+++ MATERIAL SHOWN

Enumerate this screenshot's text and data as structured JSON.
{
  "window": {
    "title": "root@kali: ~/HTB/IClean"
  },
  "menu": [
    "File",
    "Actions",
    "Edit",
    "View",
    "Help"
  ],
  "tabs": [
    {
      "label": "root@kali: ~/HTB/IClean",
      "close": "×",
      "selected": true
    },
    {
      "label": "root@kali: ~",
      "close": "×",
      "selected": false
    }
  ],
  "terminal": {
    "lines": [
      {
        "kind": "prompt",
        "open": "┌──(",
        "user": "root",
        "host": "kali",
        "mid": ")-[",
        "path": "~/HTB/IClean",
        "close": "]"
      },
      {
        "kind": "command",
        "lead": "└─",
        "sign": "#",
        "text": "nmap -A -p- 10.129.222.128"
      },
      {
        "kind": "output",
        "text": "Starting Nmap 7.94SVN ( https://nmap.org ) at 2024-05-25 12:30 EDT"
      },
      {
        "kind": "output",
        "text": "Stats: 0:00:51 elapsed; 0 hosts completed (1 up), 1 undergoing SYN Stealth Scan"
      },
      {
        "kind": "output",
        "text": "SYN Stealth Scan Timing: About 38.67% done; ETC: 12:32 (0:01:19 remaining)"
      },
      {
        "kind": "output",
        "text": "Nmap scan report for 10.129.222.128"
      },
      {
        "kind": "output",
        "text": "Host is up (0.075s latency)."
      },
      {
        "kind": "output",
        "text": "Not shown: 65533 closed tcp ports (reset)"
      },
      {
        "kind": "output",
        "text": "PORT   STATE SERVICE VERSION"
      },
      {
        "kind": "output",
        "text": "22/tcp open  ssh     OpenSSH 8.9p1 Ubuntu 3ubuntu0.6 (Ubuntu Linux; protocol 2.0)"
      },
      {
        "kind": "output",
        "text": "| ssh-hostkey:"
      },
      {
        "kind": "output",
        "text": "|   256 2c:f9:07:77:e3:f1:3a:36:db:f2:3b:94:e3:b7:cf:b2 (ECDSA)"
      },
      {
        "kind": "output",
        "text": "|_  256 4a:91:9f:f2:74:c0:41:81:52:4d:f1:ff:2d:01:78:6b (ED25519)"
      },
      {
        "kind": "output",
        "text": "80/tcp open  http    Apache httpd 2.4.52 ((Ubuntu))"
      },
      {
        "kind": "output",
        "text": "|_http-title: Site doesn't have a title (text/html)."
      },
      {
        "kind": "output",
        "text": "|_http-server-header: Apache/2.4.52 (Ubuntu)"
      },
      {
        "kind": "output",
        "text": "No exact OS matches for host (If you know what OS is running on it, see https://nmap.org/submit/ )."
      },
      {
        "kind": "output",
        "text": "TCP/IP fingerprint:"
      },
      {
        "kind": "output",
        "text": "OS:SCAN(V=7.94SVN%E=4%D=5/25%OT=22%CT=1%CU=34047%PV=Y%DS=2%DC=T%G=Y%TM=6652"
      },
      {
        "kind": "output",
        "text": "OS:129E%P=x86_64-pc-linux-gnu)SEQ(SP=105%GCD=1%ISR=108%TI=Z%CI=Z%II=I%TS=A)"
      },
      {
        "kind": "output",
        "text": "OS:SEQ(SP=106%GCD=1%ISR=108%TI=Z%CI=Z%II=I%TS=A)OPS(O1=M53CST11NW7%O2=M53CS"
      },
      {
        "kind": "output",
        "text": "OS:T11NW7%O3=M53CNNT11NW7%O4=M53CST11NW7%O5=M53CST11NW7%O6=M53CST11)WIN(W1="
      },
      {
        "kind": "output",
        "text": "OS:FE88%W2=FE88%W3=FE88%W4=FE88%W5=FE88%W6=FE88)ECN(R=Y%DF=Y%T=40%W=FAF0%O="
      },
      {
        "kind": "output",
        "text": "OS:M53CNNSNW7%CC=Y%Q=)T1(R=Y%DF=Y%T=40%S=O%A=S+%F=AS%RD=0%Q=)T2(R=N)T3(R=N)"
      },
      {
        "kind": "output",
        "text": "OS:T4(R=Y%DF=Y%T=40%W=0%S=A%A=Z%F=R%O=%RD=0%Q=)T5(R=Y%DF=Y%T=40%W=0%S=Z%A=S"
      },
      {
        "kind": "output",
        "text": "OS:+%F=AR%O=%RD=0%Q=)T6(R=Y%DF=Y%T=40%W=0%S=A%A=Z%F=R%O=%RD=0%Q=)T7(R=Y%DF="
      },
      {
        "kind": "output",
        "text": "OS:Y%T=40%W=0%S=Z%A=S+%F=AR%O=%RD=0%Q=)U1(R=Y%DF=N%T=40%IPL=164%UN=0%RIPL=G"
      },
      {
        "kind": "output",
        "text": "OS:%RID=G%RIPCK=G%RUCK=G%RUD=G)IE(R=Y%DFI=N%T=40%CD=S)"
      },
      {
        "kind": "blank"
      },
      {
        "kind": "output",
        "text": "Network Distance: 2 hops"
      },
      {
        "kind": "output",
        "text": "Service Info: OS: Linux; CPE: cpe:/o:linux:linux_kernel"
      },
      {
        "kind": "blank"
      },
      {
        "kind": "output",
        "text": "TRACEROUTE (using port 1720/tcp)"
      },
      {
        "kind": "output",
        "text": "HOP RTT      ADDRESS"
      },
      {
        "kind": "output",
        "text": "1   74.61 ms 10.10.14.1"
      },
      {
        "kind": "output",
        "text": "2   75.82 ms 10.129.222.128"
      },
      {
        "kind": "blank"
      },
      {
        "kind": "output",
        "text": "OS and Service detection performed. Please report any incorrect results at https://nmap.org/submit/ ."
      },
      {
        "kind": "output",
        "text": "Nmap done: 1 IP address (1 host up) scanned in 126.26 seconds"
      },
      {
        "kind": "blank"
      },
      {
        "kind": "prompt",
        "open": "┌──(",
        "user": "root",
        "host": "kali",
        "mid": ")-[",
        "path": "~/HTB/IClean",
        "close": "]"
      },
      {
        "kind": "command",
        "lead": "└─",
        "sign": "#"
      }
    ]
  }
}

++++++

§ WHAT TO WORK ON
Reply with nothing except the number of lines in the listing above that include the string "report".

§ TASK ANSWER
2